■ Given entries ■

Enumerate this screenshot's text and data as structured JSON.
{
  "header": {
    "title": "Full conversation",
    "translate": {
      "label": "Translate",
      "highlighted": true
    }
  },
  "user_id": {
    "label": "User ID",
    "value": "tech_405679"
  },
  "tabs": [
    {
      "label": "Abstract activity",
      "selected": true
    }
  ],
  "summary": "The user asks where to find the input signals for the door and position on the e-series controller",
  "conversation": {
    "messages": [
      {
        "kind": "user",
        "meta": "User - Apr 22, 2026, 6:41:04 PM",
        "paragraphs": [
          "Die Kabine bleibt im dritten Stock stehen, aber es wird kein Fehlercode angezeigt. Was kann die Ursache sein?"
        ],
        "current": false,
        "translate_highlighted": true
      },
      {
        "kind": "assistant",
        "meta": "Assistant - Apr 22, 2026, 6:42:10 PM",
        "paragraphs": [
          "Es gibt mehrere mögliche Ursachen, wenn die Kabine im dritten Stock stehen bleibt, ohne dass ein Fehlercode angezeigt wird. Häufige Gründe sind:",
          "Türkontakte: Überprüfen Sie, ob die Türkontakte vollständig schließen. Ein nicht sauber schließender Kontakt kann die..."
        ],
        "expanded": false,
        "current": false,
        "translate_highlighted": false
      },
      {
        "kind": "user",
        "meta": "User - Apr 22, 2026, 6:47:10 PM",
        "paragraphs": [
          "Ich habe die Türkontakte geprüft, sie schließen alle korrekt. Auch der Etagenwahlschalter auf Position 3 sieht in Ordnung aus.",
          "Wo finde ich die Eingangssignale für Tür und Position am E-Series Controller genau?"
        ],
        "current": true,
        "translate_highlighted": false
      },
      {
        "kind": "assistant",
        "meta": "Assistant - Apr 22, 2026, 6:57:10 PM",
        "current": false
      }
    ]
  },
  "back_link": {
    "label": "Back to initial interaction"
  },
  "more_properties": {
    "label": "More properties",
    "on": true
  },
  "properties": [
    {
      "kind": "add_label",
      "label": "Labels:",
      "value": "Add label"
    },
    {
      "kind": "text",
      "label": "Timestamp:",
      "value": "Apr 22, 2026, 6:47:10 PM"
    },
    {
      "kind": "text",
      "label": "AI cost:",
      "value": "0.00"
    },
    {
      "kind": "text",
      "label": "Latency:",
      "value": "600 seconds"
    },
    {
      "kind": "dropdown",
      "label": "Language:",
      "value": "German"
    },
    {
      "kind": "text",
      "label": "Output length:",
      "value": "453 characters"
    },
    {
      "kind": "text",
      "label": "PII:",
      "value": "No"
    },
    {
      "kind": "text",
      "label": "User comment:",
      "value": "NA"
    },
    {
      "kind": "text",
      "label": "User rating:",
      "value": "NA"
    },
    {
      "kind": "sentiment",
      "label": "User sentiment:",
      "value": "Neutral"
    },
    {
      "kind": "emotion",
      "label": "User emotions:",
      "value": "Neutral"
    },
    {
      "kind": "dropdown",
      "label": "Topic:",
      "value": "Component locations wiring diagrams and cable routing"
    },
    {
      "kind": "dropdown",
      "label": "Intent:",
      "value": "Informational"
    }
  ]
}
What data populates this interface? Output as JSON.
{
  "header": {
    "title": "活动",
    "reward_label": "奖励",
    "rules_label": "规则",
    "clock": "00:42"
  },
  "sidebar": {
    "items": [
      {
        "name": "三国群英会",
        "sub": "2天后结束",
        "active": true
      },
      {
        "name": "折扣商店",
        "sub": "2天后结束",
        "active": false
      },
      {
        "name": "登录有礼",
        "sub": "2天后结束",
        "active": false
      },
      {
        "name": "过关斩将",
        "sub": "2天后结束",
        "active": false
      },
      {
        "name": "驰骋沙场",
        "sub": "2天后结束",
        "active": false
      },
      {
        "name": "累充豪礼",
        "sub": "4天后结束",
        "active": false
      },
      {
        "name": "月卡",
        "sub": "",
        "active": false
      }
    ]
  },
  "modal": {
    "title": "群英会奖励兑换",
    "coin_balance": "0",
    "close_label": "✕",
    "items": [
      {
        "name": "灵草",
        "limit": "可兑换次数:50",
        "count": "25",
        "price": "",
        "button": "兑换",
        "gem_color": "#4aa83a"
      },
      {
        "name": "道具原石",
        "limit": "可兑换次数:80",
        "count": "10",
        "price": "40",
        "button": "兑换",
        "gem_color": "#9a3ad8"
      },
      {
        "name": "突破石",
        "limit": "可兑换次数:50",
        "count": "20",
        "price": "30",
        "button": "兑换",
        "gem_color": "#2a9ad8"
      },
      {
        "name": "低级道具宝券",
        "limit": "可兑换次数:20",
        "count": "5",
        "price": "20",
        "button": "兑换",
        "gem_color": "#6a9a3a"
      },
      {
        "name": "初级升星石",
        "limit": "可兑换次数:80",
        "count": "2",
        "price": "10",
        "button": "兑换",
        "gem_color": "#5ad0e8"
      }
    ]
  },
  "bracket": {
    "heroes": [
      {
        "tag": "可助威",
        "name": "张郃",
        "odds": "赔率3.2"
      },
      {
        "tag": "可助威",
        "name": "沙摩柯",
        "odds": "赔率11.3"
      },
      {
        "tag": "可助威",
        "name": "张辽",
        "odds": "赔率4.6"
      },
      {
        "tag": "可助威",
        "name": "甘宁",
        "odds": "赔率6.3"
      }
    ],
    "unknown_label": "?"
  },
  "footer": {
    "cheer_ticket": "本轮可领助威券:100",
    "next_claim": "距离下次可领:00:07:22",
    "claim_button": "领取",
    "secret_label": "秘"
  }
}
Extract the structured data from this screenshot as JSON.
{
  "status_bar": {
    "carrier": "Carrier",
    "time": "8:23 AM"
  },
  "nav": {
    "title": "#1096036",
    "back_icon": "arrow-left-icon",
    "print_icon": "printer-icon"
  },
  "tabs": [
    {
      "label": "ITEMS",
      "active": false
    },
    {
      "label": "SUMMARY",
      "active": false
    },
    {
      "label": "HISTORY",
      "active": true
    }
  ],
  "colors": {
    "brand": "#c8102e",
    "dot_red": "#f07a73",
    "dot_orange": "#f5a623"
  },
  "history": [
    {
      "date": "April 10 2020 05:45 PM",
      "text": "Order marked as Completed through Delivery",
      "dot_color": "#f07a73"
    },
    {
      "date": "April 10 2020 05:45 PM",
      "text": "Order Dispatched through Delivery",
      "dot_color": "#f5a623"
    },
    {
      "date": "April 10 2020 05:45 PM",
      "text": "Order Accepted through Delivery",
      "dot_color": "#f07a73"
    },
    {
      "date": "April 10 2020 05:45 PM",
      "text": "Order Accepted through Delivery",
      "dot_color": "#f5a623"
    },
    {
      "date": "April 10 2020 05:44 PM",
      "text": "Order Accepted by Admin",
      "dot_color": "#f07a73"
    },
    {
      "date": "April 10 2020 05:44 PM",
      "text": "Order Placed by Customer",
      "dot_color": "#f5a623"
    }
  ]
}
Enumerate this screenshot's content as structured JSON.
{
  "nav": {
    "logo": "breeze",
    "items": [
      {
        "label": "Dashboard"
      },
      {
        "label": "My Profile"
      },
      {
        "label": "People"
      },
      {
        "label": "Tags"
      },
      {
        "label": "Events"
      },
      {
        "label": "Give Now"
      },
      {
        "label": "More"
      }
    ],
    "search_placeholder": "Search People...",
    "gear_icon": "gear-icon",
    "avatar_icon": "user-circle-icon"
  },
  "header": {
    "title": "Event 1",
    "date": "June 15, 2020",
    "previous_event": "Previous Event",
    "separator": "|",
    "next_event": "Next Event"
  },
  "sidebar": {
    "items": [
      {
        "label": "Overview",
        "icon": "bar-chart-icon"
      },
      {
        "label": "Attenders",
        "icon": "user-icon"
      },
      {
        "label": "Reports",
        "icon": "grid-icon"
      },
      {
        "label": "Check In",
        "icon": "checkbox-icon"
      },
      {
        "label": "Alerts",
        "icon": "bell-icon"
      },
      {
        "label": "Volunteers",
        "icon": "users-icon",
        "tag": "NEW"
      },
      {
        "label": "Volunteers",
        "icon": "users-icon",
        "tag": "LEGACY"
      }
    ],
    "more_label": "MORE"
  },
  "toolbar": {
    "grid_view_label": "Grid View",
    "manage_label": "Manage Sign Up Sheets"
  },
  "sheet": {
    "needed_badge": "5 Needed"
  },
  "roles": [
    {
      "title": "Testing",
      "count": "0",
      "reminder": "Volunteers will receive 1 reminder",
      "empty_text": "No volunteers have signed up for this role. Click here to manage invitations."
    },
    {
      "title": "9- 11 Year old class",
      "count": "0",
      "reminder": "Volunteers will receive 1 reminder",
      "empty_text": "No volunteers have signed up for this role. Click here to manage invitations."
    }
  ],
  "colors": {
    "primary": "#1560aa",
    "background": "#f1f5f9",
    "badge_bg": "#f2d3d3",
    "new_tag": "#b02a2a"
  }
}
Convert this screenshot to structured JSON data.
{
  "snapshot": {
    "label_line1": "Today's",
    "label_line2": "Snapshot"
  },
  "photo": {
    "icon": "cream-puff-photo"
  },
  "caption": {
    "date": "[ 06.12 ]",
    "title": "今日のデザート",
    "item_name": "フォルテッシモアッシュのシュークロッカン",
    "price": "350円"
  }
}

■ Objective ■
Search the data above for the string "through" and copy each line that has it.

■ Exercise output ■
      "text": "Order marked as Completed through Delivery",
      "text": "Order Dispatched through Delivery",
      "text": "Order Accepted through Delivery",
      "text": "Order Accepted through Delivery",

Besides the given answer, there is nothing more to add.